Credit:  Written by Alex Biese, Staff Writer, Asbury Park Press, www.app.com 24 August 2011 ~~

UNION BEACH – In the fight over a controversial energy-producing wind turbine project, one side has had its path to court cleared while the opposing forces in favor of building the turbine are declaring the battle essentially over and won.

Earlier this month, the appellate division of the state’s superior court denied a motion by the Bayshore Regional Sewerage Authority – the entity looking to construct the turbine – to dismiss an appeal by the borough, the latest step in a series of events that has included the local planning board sending the turbine project to the zoning board and the sewerage authority challenging that decision in a trial court that ruled that the matter had to go back before the Planning Board.

The Aug. 8 appellate division decision gives the borough the go-ahead to appeal the trial court’s decision, meaning this conflict may not be over any time soon.

“Usually appeals take about a year to decide,” said Stuart Lieberman, a Princeton-based attorney representing the borough. “It’s unclear. Maybe they’ll expedite this. The court only knows that, but it’s commonplace for appeals to take about a 12-month period.”

However, the proposed turbine, a 380-foot-high project with an estimated cost of $7.7 million, has been approved by the state Department of Environmental Protection, which issued a construction permit for the project under the state Coastal Area Facility Review Act last June.

And according to Louis Granata, the Matawan-based attorney for the BRSA, recent actions taken by the authority have made the borough’s argument irrelevant: the authority acquired a quarter-acre of property from Jersey Central Power and Light Co. adjacent to its current property in May through a declaration of taking, a condemnation process he said was similar to eminent domain.

“One hundred years from now (the property) is still going to look the way it looks right now,” BRSA executive director Robert Fischer said in June.

**Data listing**

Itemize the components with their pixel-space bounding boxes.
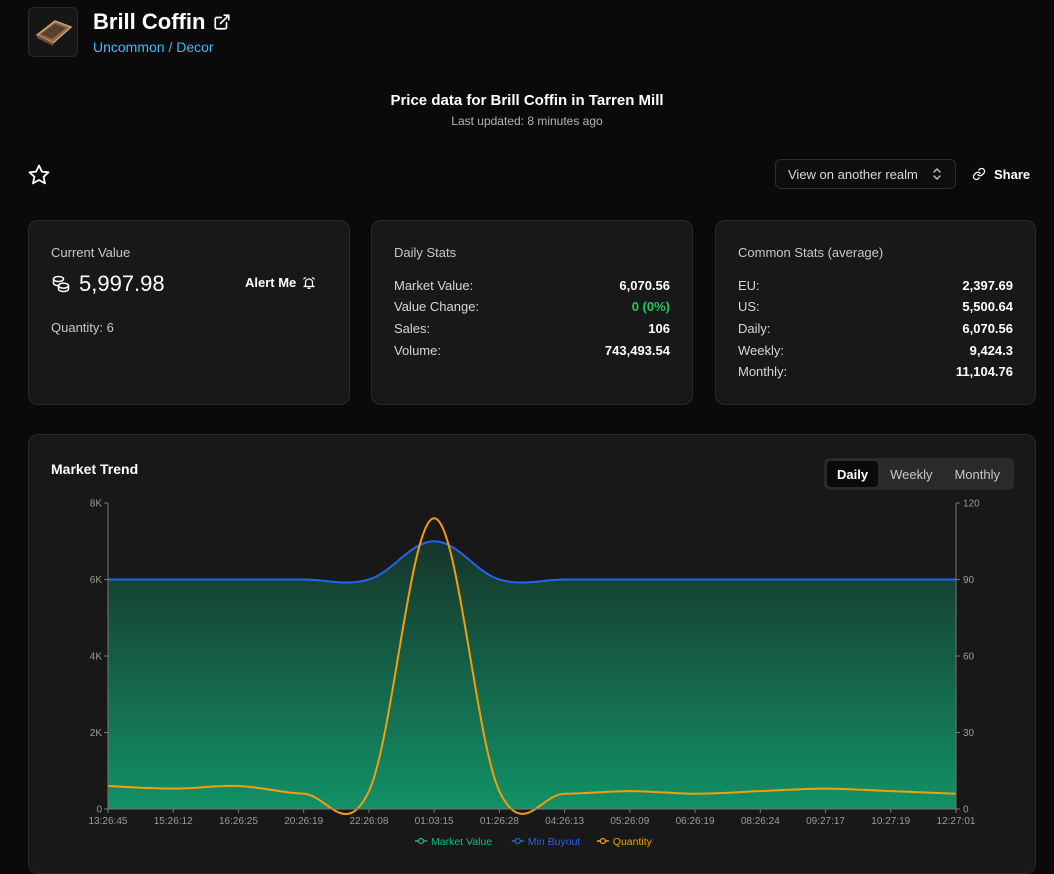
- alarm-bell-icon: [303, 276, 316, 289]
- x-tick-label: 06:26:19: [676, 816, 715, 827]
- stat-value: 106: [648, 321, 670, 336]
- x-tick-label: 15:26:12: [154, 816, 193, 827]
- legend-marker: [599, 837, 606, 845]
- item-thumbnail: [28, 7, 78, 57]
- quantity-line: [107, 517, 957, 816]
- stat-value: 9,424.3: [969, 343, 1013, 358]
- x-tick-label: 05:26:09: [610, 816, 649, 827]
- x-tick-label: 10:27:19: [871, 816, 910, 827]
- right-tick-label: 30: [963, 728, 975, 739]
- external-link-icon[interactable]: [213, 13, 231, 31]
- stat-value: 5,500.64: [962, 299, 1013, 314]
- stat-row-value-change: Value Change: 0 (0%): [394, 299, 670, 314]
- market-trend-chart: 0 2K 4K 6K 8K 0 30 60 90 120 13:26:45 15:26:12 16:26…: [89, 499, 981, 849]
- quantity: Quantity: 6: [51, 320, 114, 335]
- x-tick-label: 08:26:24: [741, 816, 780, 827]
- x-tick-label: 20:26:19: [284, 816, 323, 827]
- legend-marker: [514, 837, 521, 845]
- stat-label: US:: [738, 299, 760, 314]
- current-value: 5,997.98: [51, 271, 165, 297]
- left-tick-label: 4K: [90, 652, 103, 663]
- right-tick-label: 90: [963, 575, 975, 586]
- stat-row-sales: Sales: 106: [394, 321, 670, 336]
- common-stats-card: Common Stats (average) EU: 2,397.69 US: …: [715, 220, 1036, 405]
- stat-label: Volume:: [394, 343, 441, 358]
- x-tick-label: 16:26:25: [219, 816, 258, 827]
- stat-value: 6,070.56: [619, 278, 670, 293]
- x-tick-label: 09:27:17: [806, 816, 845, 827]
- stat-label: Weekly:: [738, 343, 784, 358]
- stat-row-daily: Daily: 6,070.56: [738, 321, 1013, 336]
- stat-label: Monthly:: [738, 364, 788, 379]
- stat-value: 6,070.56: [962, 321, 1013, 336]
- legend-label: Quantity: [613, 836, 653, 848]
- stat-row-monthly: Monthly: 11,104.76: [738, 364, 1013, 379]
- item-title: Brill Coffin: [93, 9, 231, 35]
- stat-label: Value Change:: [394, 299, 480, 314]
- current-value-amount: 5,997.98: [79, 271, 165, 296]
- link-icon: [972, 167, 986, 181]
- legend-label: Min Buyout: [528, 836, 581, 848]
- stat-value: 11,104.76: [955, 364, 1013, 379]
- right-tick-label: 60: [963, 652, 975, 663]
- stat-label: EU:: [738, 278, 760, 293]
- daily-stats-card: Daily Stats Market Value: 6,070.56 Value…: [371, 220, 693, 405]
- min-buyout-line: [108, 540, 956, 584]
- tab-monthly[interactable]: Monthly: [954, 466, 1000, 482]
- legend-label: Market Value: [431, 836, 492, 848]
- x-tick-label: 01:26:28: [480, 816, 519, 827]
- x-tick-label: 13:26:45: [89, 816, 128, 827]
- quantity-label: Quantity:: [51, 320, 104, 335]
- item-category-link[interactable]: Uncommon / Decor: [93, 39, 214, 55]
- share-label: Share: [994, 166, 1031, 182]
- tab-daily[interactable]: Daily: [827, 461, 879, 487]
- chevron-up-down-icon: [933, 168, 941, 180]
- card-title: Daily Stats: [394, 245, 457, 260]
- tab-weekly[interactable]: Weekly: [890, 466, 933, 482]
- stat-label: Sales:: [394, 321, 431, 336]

**Exercises to complete**
• A. In the wind turbine article, what is the estimated cost of the proposed turbine?
• B. Based on the wind turbine article, does each statement agree with it? Answer yes or no for each, and quote the deciding words.
(i) The appellate division granted the sewerage authority's motion to dismiss the borough's appeal.
(ii) The state Department of Environmental Protection issued a construction permit for the turbine.
(iii) The borough's attorney said appeals usually take about six months to decide.

**Solved tasks**
• A. $7.7 million

• B.
(i) No: "denied a motion by the Bayshore Regional Sewerage Authority – the entity looking to construct the turbine – to dismiss an appeal by the borough"
(ii) Yes: "issued a construction permit for the project under the state Coastal Area Facility Review Act last June"
(iii) No: "Usually appeals take about a year to decide"